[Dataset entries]
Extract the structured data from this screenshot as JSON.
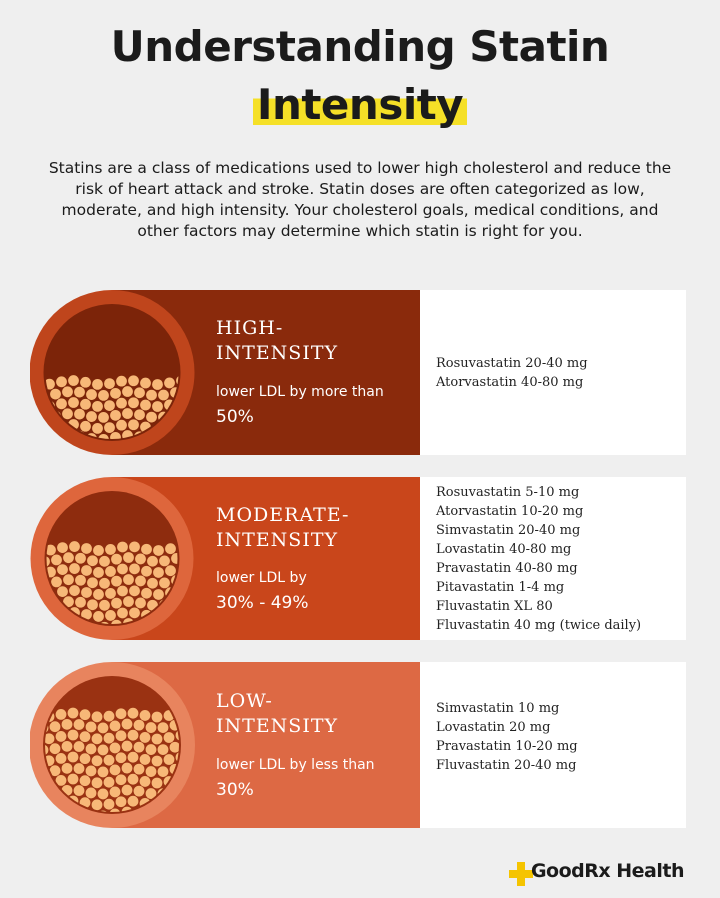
{
  "header": {
    "title_line_1": "Understanding Statin",
    "title_line_2": "Intensity",
    "intro": "Statins are a class of medications used to lower high cholesterol and reduce the risk of heart attack and stroke. Statin doses are often categorized as low, moderate, and high intensity. Your cholesterol goals, medical conditions, and other factors may determine which statin is right for you."
  },
  "rows": [
    {
      "title_lines": [
        "HIGH-",
        "INTENSITY"
      ],
      "description": "lower LDL by more than",
      "amount": "50%",
      "drugs": [
        "Rosuvastatin 20-40 mg",
        "Atorvastatin 40-80 mg"
      ]
    },
    {
      "title_lines": [
        "MODERATE-",
        "INTENSITY"
      ],
      "description": "lower LDL by",
      "amount": "30% - 49%",
      "drugs": [
        "Rosuvastatin 5-10 mg",
        "Atorvastatin 10-20 mg",
        "Simvastatin 20-40 mg",
        "Lovastatin 40-80 mg",
        "Pravastatin 40-80 mg",
        "Pitavastatin 1-4 mg",
        "Fluvastatin XL 80",
        "Fluvastatin 40 mg (twice daily)"
      ]
    },
    {
      "title_lines": [
        "LOW-",
        "INTENSITY"
      ],
      "description": "lower LDL by less than",
      "amount": "30%",
      "drugs": [
        "Simvastatin 10 mg",
        "Lovastatin 20 mg",
        "Pravastatin 10-20 mg",
        "Fluvastatin 20-40 mg"
      ]
    }
  ],
  "footer": {
    "brand": "GoodRx Health"
  }
}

▶ _Description of the task_
Set down the material above as is, without any pictures.

▶ _Result of this exercise_
Extract the structured data from this screenshot as JSON.
{
  "header": {
    "title_line_1": "Understanding Statin",
    "title_line_2": "Intensity",
    "intro": "Statins are a class of medications used to lower high cholesterol and reduce the risk of heart attack and stroke. Statin doses are often categorized as low, moderate, and high intensity. Your cholesterol goals, medical conditions, and other factors may determine which statin is right for you."
  },
  "rows": [
    {
      "title_lines": [
        "HIGH-",
        "INTENSITY"
      ],
      "description": "lower LDL by more than",
      "amount": "50%",
      "drugs": [
        "Rosuvastatin 20-40 mg",
        "Atorvastatin 40-80 mg"
      ]
    },
    {
      "title_lines": [
        "MODERATE-",
        "INTENSITY"
      ],
      "description": "lower LDL by",
      "amount": "30% - 49%",
      "drugs": [
        "Rosuvastatin 5-10 mg",
        "Atorvastatin 10-20 mg",
        "Simvastatin 20-40 mg",
        "Lovastatin 40-80 mg",
        "Pravastatin 40-80 mg",
        "Pitavastatin 1-4 mg",
        "Fluvastatin XL 80",
        "Fluvastatin 40 mg (twice daily)"
      ]
    },
    {
      "title_lines": [
        "LOW-",
        "INTENSITY"
      ],
      "description": "lower LDL by less than",
      "amount": "30%",
      "drugs": [
        "Simvastatin 10 mg",
        "Lovastatin 20 mg",
        "Pravastatin 10-20 mg",
        "Fluvastatin 20-40 mg"
      ]
    }
  ],
  "footer": {
    "brand": "GoodRx Health"
  }
}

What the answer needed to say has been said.